*SHORT EXERCISE*
Print, exactly and completely, every entry in the data.

*SOURCE DATA*
+===+
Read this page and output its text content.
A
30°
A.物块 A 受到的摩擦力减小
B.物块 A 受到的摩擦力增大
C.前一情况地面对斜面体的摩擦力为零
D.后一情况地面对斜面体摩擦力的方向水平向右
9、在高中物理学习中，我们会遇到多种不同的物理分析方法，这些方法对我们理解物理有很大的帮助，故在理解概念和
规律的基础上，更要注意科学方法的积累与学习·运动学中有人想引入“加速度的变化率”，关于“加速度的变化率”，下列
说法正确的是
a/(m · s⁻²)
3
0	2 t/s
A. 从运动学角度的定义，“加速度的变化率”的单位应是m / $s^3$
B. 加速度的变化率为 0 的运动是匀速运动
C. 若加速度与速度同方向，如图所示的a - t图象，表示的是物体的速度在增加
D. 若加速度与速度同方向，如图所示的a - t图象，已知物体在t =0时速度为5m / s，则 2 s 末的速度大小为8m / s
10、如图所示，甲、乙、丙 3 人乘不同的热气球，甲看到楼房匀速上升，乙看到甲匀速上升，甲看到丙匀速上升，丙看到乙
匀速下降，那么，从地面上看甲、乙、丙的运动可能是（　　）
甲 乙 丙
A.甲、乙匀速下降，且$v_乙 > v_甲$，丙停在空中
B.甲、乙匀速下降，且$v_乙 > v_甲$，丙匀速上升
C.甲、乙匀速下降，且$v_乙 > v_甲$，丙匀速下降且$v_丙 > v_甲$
+===+
*TASK RESULT*
Read this page and output its text content.
A
30°
A.物块 A 受到的摩擦力减小
B.物块 A 受到的摩擦力增大
C.前一情况地面对斜面体的摩擦力为零
D.后一情况地面对斜面体摩擦力的方向水平向右
9、在高中物理学习中，我们会遇到多种不同的物理分析方法，这些方法对我们理解物理有很大的帮助，故在理解概念和
规律的基础上，更要注意科学方法的积累与学习·运动学中有人想引入“加速度的变化率”，关于“加速度的变化率”，下列
说法正确的是
a/(m · s⁻²)
3
0	2 t/s
A. 从运动学角度的定义，“加速度的变化率”的单位应是m / $s^3$
B. 加速度的变化率为 0 的运动是匀速运动
C. 若加速度与速度同方向，如图所示的a - t图象，表示的是物体的速度在增加
D. 若加速度与速度同方向，如图所示的a - t图象，已知物体在t =0时速度为5m / s，则 2 s 末的速度大小为8m / s
10、如图所示，甲、乙、丙 3 人乘不同的热气球，甲看到楼房匀速上升，乙看到甲匀速上升，甲看到丙匀速上升，丙看到乙
匀速下降，那么，从地面上看甲、乙、丙的运动可能是（　　）
甲 乙 丙
A.甲、乙匀速下降，且$v_乙 > v_甲$，丙停在空中
B.甲、乙匀速下降，且$v_乙 > v_甲$，丙匀速上升
C.甲、乙匀速下降，且$v_乙 > v_甲$，丙匀速下降且$v_丙 > v_甲$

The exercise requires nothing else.